'''

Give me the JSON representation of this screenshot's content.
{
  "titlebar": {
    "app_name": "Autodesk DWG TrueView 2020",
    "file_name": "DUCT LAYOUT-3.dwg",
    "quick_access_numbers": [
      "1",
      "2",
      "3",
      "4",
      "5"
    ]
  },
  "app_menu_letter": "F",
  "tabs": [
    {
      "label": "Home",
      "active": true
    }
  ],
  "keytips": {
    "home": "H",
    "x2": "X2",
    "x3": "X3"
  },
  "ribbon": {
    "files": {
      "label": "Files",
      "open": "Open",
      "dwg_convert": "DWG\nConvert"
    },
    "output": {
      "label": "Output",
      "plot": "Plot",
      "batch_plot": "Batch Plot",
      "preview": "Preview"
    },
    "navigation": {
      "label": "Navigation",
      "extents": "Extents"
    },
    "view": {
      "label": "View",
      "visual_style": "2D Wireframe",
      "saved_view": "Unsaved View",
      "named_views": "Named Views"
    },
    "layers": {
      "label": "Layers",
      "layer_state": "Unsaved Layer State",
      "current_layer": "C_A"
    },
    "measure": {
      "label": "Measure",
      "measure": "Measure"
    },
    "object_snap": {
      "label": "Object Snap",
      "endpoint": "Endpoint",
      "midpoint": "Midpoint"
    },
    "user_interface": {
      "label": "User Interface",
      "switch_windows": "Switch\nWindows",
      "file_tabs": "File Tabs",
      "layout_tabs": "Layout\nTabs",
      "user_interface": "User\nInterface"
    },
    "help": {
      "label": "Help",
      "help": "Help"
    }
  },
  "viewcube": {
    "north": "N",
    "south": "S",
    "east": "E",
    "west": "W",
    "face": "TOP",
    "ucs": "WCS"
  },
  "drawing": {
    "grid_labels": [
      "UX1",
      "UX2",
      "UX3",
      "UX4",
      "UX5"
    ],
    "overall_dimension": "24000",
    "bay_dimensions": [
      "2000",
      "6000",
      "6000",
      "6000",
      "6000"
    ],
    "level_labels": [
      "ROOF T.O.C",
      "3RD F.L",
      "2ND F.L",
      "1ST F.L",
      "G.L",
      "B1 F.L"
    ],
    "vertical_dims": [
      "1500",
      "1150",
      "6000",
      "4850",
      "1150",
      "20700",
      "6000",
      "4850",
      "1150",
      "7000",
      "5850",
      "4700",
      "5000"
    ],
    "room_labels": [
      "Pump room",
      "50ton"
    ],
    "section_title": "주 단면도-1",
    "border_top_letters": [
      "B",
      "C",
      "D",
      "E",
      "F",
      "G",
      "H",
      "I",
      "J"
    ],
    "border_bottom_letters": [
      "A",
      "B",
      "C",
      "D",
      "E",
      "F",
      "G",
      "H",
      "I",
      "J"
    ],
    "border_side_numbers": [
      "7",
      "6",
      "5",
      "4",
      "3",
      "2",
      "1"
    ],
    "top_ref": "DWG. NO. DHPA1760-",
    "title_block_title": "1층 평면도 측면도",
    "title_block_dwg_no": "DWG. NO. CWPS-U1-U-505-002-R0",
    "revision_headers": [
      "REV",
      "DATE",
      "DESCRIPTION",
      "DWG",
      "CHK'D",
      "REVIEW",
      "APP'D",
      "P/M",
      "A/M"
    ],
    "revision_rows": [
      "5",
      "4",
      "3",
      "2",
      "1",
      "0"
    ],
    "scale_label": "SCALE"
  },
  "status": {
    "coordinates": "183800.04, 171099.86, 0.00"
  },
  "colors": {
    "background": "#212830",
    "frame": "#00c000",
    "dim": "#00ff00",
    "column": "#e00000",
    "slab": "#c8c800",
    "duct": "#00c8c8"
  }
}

'''

> [STATED PROBLEM]: Repeat every entry word for word.

> [COMPLETE ANSWER]:
Give me the JSON representation of this screenshot's content.
{
  "titlebar": {
    "app_name": "Autodesk DWG TrueView 2020",
    "file_name": "DUCT LAYOUT-3.dwg",
    "quick_access_numbers": [
      "1",
      "2",
      "3",
      "4",
      "5"
    ]
  },
  "app_menu_letter": "F",
  "tabs": [
    {
      "label": "Home",
      "active": true
    }
  ],
  "keytips": {
    "home": "H",
    "x2": "X2",
    "x3": "X3"
  },
  "ribbon": {
    "files": {
      "label": "Files",
      "open": "Open",
      "dwg_convert": "DWG\nConvert"
    },
    "output": {
      "label": "Output",
      "plot": "Plot",
      "batch_plot": "Batch Plot",
      "preview": "Preview"
    },
    "navigation": {
      "label": "Navigation",
      "extents": "Extents"
    },
    "view": {
      "label": "View",
      "visual_style": "2D Wireframe",
      "saved_view": "Unsaved View",
      "named_views": "Named Views"
    },
    "layers": {
      "label": "Layers",
      "layer_state": "Unsaved Layer State",
      "current_layer": "C_A"
    },
    "measure": {
      "label": "Measure",
      "measure": "Measure"
    },
    "object_snap": {
      "label": "Object Snap",
      "endpoint": "Endpoint",
      "midpoint": "Midpoint"
    },
    "user_interface": {
      "label": "User Interface",
      "switch_windows": "Switch\nWindows",
      "file_tabs": "File Tabs",
      "layout_tabs": "Layout\nTabs",
      "user_interface": "User\nInterface"
    },
    "help": {
      "label": "Help",
      "help": "Help"
    }
  },
  "viewcube": {
    "north": "N",
    "south": "S",
    "east": "E",
    "west": "W",
    "face": "TOP",
    "ucs": "WCS"
  },
  "drawing": {
    "grid_labels": [
      "UX1",
      "UX2",
      "UX3",
      "UX4",
      "UX5"
    ],
    "overall_dimension": "24000",
    "bay_dimensions": [
      "2000",
      "6000",
      "6000",
      "6000",
      "6000"
    ],
    "level_labels": [
      "ROOF T.O.C",
      "3RD F.L",
      "2ND F.L",
      "1ST F.L",
      "G.L",
      "B1 F.L"
    ],
    "vertical_dims": [
      "1500",
      "1150",
      "6000",
      "4850",
      "1150",
      "20700",
      "6000",
      "4850",
      "1150",
      "7000",
      "5850",
      "4700",
      "5000"
    ],
    "room_labels": [
      "Pump room",
      "50ton"
    ],
    "section_title": "주 단면도-1",
    "border_top_letters": [
      "B",
      "C",
      "D",
      "E",
      "F",
      "G",
      "H",
      "I",
      "J"
    ],
    "border_bottom_letters": [
      "A",
      "B",
      "C",
      "D",
      "E",
      "F",
      "G",
      "H",
      "I",
      "J"
    ],
    "border_side_numbers": [
      "7",
      "6",
      "5",
      "4",
      "3",
      "2",
      "1"
    ],
    "top_ref": "DWG. NO. DHPA1760-",
    "title_block_title": "1층 평면도 측면도",
    "title_block_dwg_no": "DWG. NO. CWPS-U1-U-505-002-R0",
    "revision_headers": [
      "REV",
      "DATE",
      "DESCRIPTION",
      "DWG",
      "CHK'D",
      "REVIEW",
      "APP'D",
      "P/M",
      "A/M"
    ],
    "revision_rows": [
      "5",
      "4",
      "3",
      "2",
      "1",
      "0"
    ],
    "scale_label": "SCALE"
  },
  "status": {
    "coordinates": "183800.04, 171099.86, 0.00"
  },
  "colors": {
    "background": "#212830",
    "frame": "#00c000",
    "dim": "#00ff00",
    "column": "#e00000",
    "slab": "#c8c800",
    "duct": "#00c8c8"
  }
}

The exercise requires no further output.